Write out the data below exactly as given, without any of its pictures.

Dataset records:
────

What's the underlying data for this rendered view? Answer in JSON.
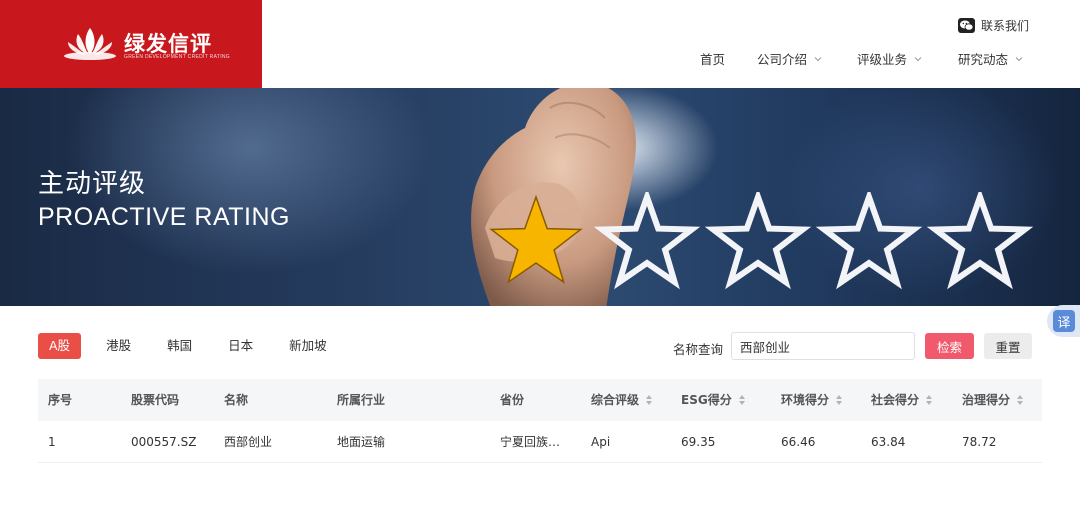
{
  "brand": {
    "name_cn": "绿发信评",
    "name_en": "GREEN DEVELOPMENT CREDIT RATING",
    "color": "#c8171d"
  },
  "header": {
    "contact_label": "联系我们",
    "nav": [
      {
        "label": "首页",
        "has_dropdown": false
      },
      {
        "label": "公司介绍",
        "has_dropdown": true
      },
      {
        "label": "评级业务",
        "has_dropdown": true
      },
      {
        "label": "研究动态",
        "has_dropdown": true
      }
    ]
  },
  "banner": {
    "title_cn": "主动评级",
    "title_en": "PROACTIVE RATING",
    "stars_total": 5,
    "stars_filled": 1
  },
  "translate": {
    "label": "译"
  },
  "filters": {
    "markets": [
      "A股",
      "港股",
      "韩国",
      "日本",
      "新加坡"
    ],
    "active_market": "A股",
    "search_label": "名称查询",
    "search_value": "西部创业",
    "search_button": "检索",
    "reset_button": "重置"
  },
  "table": {
    "columns": [
      {
        "label": "序号",
        "sortable": false
      },
      {
        "label": "股票代码",
        "sortable": false
      },
      {
        "label": "名称",
        "sortable": false
      },
      {
        "label": "所属行业",
        "sortable": false
      },
      {
        "label": "省份",
        "sortable": false
      },
      {
        "label": "综合评级",
        "sortable": true
      },
      {
        "label": "ESG得分",
        "sortable": true
      },
      {
        "label": "环境得分",
        "sortable": true
      },
      {
        "label": "社会得分",
        "sortable": true
      },
      {
        "label": "治理得分",
        "sortable": true
      }
    ],
    "rows": [
      [
        "1",
        "000557.SZ",
        "西部创业",
        "地面运输",
        "宁夏回族…",
        "Api",
        "69.35",
        "66.46",
        "63.84",
        "78.72"
      ]
    ]
  },
  "colors": {
    "accent_red": "#ea4f47",
    "search_button": "#f15a6d",
    "star_filled": "#f7b500"
  }
}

────

WRITTEN SOLUTION:
What's the underlying data for this rendered view? Answer in JSON.
{
  "brand": {
    "name_cn": "绿发信评",
    "name_en": "GREEN DEVELOPMENT CREDIT RATING",
    "color": "#c8171d"
  },
  "header": {
    "contact_label": "联系我们",
    "nav": [
      {
        "label": "首页",
        "has_dropdown": false
      },
      {
        "label": "公司介绍",
        "has_dropdown": true
      },
      {
        "label": "评级业务",
        "has_dropdown": true
      },
      {
        "label": "研究动态",
        "has_dropdown": true
      }
    ]
  },
  "banner": {
    "title_cn": "主动评级",
    "title_en": "PROACTIVE RATING",
    "stars_total": 5,
    "stars_filled": 1
  },
  "translate": {
    "label": "译"
  },
  "filters": {
    "markets": [
      "A股",
      "港股",
      "韩国",
      "日本",
      "新加坡"
    ],
    "active_market": "A股",
    "search_label": "名称查询",
    "search_value": "西部创业",
    "search_button": "检索",
    "reset_button": "重置"
  },
  "table": {
    "columns": [
      {
        "label": "序号",
        "sortable": false
      },
      {
        "label": "股票代码",
        "sortable": false
      },
      {
        "label": "名称",
        "sortable": false
      },
      {
        "label": "所属行业",
        "sortable": false
      },
      {
        "label": "省份",
        "sortable": false
      },
      {
        "label": "综合评级",
        "sortable": true
      },
      {
        "label": "ESG得分",
        "sortable": true
      },
      {
        "label": "环境得分",
        "sortable": true
      },
      {
        "label": "社会得分",
        "sortable": true
      },
      {
        "label": "治理得分",
        "sortable": true
      }
    ],
    "rows": [
      [
        "1",
        "000557.SZ",
        "西部创业",
        "地面运输",
        "宁夏回族…",
        "Api",
        "69.35",
        "66.46",
        "63.84",
        "78.72"
      ]
    ]
  },
  "colors": {
    "accent_red": "#ea4f47",
    "search_button": "#f15a6d",
    "star_filled": "#f7b500"
  }
}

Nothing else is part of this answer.